-- Records excerpted from a collection --

☆ ☆ ☆ ☆

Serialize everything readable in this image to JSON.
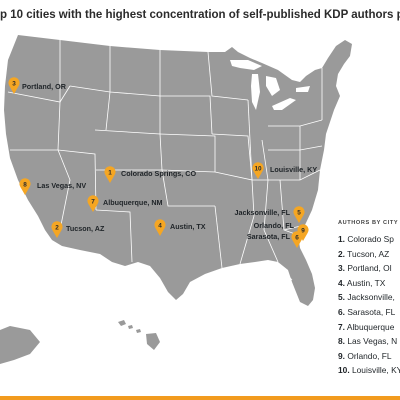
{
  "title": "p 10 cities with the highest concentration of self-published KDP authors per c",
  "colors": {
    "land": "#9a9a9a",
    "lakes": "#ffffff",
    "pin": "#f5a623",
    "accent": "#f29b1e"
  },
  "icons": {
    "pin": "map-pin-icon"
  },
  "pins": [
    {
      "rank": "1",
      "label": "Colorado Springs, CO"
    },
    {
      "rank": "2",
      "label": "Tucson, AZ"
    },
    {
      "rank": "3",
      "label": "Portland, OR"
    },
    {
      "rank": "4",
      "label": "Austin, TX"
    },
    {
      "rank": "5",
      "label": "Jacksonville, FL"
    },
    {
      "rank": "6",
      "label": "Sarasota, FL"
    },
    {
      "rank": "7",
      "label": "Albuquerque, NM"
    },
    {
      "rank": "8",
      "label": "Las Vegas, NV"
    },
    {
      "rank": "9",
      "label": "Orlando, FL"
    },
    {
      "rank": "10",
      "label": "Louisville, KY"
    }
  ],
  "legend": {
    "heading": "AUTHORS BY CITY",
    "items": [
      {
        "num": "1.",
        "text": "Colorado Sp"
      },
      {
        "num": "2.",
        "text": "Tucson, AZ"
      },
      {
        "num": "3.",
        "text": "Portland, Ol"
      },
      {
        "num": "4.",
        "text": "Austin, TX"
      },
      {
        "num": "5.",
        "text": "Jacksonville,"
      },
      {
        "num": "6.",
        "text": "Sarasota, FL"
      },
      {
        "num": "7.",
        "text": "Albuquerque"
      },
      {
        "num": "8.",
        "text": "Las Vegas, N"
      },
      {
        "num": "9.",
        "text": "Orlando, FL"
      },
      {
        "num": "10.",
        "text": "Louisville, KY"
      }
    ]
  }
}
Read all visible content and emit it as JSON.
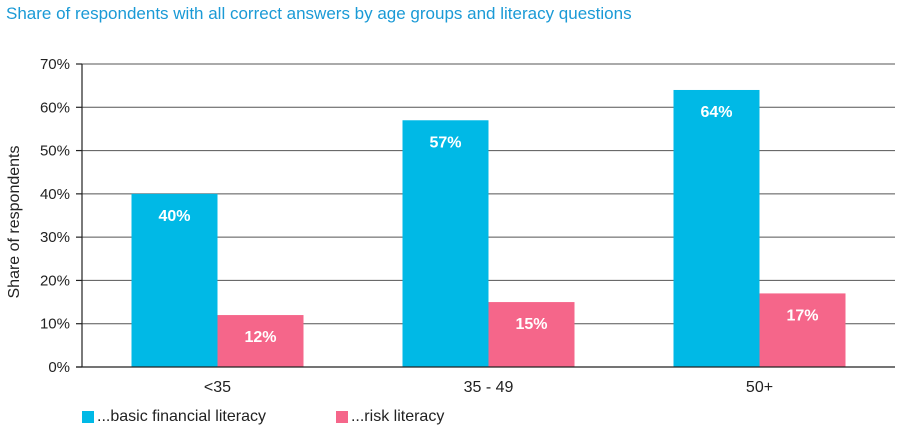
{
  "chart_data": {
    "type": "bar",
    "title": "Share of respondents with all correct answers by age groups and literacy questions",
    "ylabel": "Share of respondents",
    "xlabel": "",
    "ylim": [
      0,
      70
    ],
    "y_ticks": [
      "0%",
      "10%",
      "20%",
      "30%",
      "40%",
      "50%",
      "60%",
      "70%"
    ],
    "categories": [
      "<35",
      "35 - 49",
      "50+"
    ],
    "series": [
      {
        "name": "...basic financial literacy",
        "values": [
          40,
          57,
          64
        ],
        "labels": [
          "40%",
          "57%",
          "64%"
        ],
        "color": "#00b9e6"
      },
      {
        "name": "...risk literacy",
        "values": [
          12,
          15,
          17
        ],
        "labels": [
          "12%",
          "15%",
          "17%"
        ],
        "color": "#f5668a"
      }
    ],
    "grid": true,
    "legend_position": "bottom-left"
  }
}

☆ ☆ ☆ ☆

-- Instructions to follow --
Leave out the pictures and print every line of the data exactly.

-- Exercise solution --
Serialize everything readable in this image to JSON.
{
  "title": "p 10 cities with the highest concentration of self-published KDP authors per c",
  "colors": {
    "land": "#9a9a9a",
    "lakes": "#ffffff",
    "pin": "#f5a623",
    "accent": "#f29b1e"
  },
  "icons": {
    "pin": "map-pin-icon"
  },
  "pins": [
    {
      "rank": "1",
      "label": "Colorado Springs, CO"
    },
    {
      "rank": "2",
      "label": "Tucson, AZ"
    },
    {
      "rank": "3",
      "label": "Portland, OR"
    },
    {
      "rank": "4",
      "label": "Austin, TX"
    },
    {
      "rank": "5",
      "label": "Jacksonville, FL"
    },
    {
      "rank": "6",
      "label": "Sarasota, FL"
    },
    {
      "rank": "7",
      "label": "Albuquerque, NM"
    },
    {
      "rank": "8",
      "label": "Las Vegas, NV"
    },
    {
      "rank": "9",
      "label": "Orlando, FL"
    },
    {
      "rank": "10",
      "label": "Louisville, KY"
    }
  ],
  "legend": {
    "heading": "AUTHORS BY CITY",
    "items": [
      {
        "num": "1.",
        "text": "Colorado Sp"
      },
      {
        "num": "2.",
        "text": "Tucson, AZ"
      },
      {
        "num": "3.",
        "text": "Portland, Ol"
      },
      {
        "num": "4.",
        "text": "Austin, TX"
      },
      {
        "num": "5.",
        "text": "Jacksonville,"
      },
      {
        "num": "6.",
        "text": "Sarasota, FL"
      },
      {
        "num": "7.",
        "text": "Albuquerque"
      },
      {
        "num": "8.",
        "text": "Las Vegas, N"
      },
      {
        "num": "9.",
        "text": "Orlando, FL"
      },
      {
        "num": "10.",
        "text": "Louisville, KY"
      }
    ]
  }
}
Read all visible content and emit it as JSON.
{
  "chart_data": {
    "type": "bar",
    "title": "Share of respondents with all correct answers by age groups and literacy questions",
    "ylabel": "Share of respondents",
    "xlabel": "",
    "ylim": [
      0,
      70
    ],
    "y_ticks": [
      "0%",
      "10%",
      "20%",
      "30%",
      "40%",
      "50%",
      "60%",
      "70%"
    ],
    "categories": [
      "<35",
      "35 - 49",
      "50+"
    ],
    "series": [
      {
        "name": "...basic financial literacy",
        "values": [
          40,
          57,
          64
        ],
        "labels": [
          "40%",
          "57%",
          "64%"
        ],
        "color": "#00b9e6"
      },
      {
        "name": "...risk literacy",
        "values": [
          12,
          15,
          17
        ],
        "labels": [
          "12%",
          "15%",
          "17%"
        ],
        "color": "#f5668a"
      }
    ],
    "grid": true,
    "legend_position": "bottom-left"
  }
}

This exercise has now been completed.